* **ITEMS**
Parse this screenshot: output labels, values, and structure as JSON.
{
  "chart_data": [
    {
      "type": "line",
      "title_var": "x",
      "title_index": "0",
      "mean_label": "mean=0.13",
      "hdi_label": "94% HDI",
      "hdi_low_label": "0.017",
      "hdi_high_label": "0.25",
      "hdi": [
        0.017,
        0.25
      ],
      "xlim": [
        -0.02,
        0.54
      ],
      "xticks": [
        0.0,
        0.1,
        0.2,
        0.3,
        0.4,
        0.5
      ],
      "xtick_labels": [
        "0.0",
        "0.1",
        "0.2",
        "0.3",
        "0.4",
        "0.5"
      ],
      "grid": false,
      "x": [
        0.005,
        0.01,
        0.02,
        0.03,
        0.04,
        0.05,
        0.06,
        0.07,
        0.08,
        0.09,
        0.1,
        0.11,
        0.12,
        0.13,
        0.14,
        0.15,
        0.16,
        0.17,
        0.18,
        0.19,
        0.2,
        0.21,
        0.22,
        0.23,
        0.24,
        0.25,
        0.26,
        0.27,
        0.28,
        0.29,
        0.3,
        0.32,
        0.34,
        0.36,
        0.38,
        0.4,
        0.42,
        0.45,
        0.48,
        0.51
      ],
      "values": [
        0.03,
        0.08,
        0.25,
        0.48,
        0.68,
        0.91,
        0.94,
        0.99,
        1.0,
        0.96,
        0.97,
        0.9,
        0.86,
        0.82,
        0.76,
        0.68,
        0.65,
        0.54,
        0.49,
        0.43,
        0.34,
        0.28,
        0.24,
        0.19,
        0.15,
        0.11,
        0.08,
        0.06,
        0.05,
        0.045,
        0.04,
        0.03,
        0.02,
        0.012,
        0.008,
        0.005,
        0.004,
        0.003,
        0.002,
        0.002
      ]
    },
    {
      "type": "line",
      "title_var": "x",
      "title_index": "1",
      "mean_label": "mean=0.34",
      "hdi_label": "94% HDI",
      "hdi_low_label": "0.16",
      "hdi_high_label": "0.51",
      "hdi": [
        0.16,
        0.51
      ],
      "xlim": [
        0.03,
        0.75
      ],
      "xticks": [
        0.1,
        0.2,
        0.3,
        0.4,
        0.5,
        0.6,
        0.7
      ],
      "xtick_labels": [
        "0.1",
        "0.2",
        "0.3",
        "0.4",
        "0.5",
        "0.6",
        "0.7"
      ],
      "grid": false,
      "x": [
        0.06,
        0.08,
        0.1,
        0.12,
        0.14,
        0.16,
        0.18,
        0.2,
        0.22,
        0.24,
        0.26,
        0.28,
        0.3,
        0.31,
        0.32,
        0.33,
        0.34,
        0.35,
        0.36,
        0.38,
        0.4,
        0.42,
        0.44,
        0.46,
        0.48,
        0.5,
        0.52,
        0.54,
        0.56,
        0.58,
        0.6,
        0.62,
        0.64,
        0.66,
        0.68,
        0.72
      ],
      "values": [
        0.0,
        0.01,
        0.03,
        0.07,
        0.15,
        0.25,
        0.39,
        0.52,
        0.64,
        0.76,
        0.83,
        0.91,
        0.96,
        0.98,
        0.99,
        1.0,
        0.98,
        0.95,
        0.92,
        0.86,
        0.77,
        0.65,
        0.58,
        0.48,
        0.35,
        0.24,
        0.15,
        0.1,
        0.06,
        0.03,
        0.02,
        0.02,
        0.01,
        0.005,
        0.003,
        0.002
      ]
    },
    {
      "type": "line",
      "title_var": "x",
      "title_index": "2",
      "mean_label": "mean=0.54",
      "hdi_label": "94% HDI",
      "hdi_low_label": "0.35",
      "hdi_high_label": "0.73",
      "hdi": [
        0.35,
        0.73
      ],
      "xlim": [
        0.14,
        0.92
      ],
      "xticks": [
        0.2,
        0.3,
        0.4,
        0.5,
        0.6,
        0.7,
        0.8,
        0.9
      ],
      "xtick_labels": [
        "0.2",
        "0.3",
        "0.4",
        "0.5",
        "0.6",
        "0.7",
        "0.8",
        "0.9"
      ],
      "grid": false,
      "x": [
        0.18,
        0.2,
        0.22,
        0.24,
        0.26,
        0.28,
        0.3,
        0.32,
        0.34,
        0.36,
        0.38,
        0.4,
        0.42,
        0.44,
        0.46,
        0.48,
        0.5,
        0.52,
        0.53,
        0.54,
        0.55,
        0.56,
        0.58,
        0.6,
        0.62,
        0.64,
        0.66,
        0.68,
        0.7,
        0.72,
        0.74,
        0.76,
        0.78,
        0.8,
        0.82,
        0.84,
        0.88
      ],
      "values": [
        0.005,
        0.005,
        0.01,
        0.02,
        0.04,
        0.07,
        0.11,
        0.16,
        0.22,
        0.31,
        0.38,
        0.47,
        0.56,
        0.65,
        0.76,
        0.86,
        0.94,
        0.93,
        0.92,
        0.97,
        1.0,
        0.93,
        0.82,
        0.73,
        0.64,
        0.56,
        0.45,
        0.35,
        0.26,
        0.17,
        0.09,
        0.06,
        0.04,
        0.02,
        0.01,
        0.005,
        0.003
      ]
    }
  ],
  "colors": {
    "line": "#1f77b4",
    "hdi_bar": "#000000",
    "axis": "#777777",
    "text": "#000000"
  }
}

* **THE EXERCISE**
Copy each line of the data exactly, leaving nothing out.

* **RESPONSE BELOW**
Parse this screenshot: output labels, values, and structure as JSON.
{
  "chart_data": [
    {
      "type": "line",
      "title_var": "x",
      "title_index": "0",
      "mean_label": "mean=0.13",
      "hdi_label": "94% HDI",
      "hdi_low_label": "0.017",
      "hdi_high_label": "0.25",
      "hdi": [
        0.017,
        0.25
      ],
      "xlim": [
        -0.02,
        0.54
      ],
      "xticks": [
        0.0,
        0.1,
        0.2,
        0.3,
        0.4,
        0.5
      ],
      "xtick_labels": [
        "0.0",
        "0.1",
        "0.2",
        "0.3",
        "0.4",
        "0.5"
      ],
      "grid": false,
      "x": [
        0.005,
        0.01,
        0.02,
        0.03,
        0.04,
        0.05,
        0.06,
        0.07,
        0.08,
        0.09,
        0.1,
        0.11,
        0.12,
        0.13,
        0.14,
        0.15,
        0.16,
        0.17,
        0.18,
        0.19,
        0.2,
        0.21,
        0.22,
        0.23,
        0.24,
        0.25,
        0.26,
        0.27,
        0.28,
        0.29,
        0.3,
        0.32,
        0.34,
        0.36,
        0.38,
        0.4,
        0.42,
        0.45,
        0.48,
        0.51
      ],
      "values": [
        0.03,
        0.08,
        0.25,
        0.48,
        0.68,
        0.91,
        0.94,
        0.99,
        1.0,
        0.96,
        0.97,
        0.9,
        0.86,
        0.82,
        0.76,
        0.68,
        0.65,
        0.54,
        0.49,
        0.43,
        0.34,
        0.28,
        0.24,
        0.19,
        0.15,
        0.11,
        0.08,
        0.06,
        0.05,
        0.045,
        0.04,
        0.03,
        0.02,
        0.012,
        0.008,
        0.005,
        0.004,
        0.003,
        0.002,
        0.002
      ]
    },
    {
      "type": "line",
      "title_var": "x",
      "title_index": "1",
      "mean_label": "mean=0.34",
      "hdi_label": "94% HDI",
      "hdi_low_label": "0.16",
      "hdi_high_label": "0.51",
      "hdi": [
        0.16,
        0.51
      ],
      "xlim": [
        0.03,
        0.75
      ],
      "xticks": [
        0.1,
        0.2,
        0.3,
        0.4,
        0.5,
        0.6,
        0.7
      ],
      "xtick_labels": [
        "0.1",
        "0.2",
        "0.3",
        "0.4",
        "0.5",
        "0.6",
        "0.7"
      ],
      "grid": false,
      "x": [
        0.06,
        0.08,
        0.1,
        0.12,
        0.14,
        0.16,
        0.18,
        0.2,
        0.22,
        0.24,
        0.26,
        0.28,
        0.3,
        0.31,
        0.32,
        0.33,
        0.34,
        0.35,
        0.36,
        0.38,
        0.4,
        0.42,
        0.44,
        0.46,
        0.48,
        0.5,
        0.52,
        0.54,
        0.56,
        0.58,
        0.6,
        0.62,
        0.64,
        0.66,
        0.68,
        0.72
      ],
      "values": [
        0.0,
        0.01,
        0.03,
        0.07,
        0.15,
        0.25,
        0.39,
        0.52,
        0.64,
        0.76,
        0.83,
        0.91,
        0.96,
        0.98,
        0.99,
        1.0,
        0.98,
        0.95,
        0.92,
        0.86,
        0.77,
        0.65,
        0.58,
        0.48,
        0.35,
        0.24,
        0.15,
        0.1,
        0.06,
        0.03,
        0.02,
        0.02,
        0.01,
        0.005,
        0.003,
        0.002
      ]
    },
    {
      "type": "line",
      "title_var": "x",
      "title_index": "2",
      "mean_label": "mean=0.54",
      "hdi_label": "94% HDI",
      "hdi_low_label": "0.35",
      "hdi_high_label": "0.73",
      "hdi": [
        0.35,
        0.73
      ],
      "xlim": [
        0.14,
        0.92
      ],
      "xticks": [
        0.2,
        0.3,
        0.4,
        0.5,
        0.6,
        0.7,
        0.8,
        0.9
      ],
      "xtick_labels": [
        "0.2",
        "0.3",
        "0.4",
        "0.5",
        "0.6",
        "0.7",
        "0.8",
        "0.9"
      ],
      "grid": false,
      "x": [
        0.18,
        0.2,
        0.22,
        0.24,
        0.26,
        0.28,
        0.3,
        0.32,
        0.34,
        0.36,
        0.38,
        0.4,
        0.42,
        0.44,
        0.46,
        0.48,
        0.5,
        0.52,
        0.53,
        0.54,
        0.55,
        0.56,
        0.58,
        0.6,
        0.62,
        0.64,
        0.66,
        0.68,
        0.7,
        0.72,
        0.74,
        0.76,
        0.78,
        0.8,
        0.82,
        0.84,
        0.88
      ],
      "values": [
        0.005,
        0.005,
        0.01,
        0.02,
        0.04,
        0.07,
        0.11,
        0.16,
        0.22,
        0.31,
        0.38,
        0.47,
        0.56,
        0.65,
        0.76,
        0.86,
        0.94,
        0.93,
        0.92,
        0.97,
        1.0,
        0.93,
        0.82,
        0.73,
        0.64,
        0.56,
        0.45,
        0.35,
        0.26,
        0.17,
        0.09,
        0.06,
        0.04,
        0.02,
        0.01,
        0.005,
        0.003
      ]
    }
  ],
  "colors": {
    "line": "#1f77b4",
    "hdi_bar": "#000000",
    "axis": "#777777",
    "text": "#000000"
  }
}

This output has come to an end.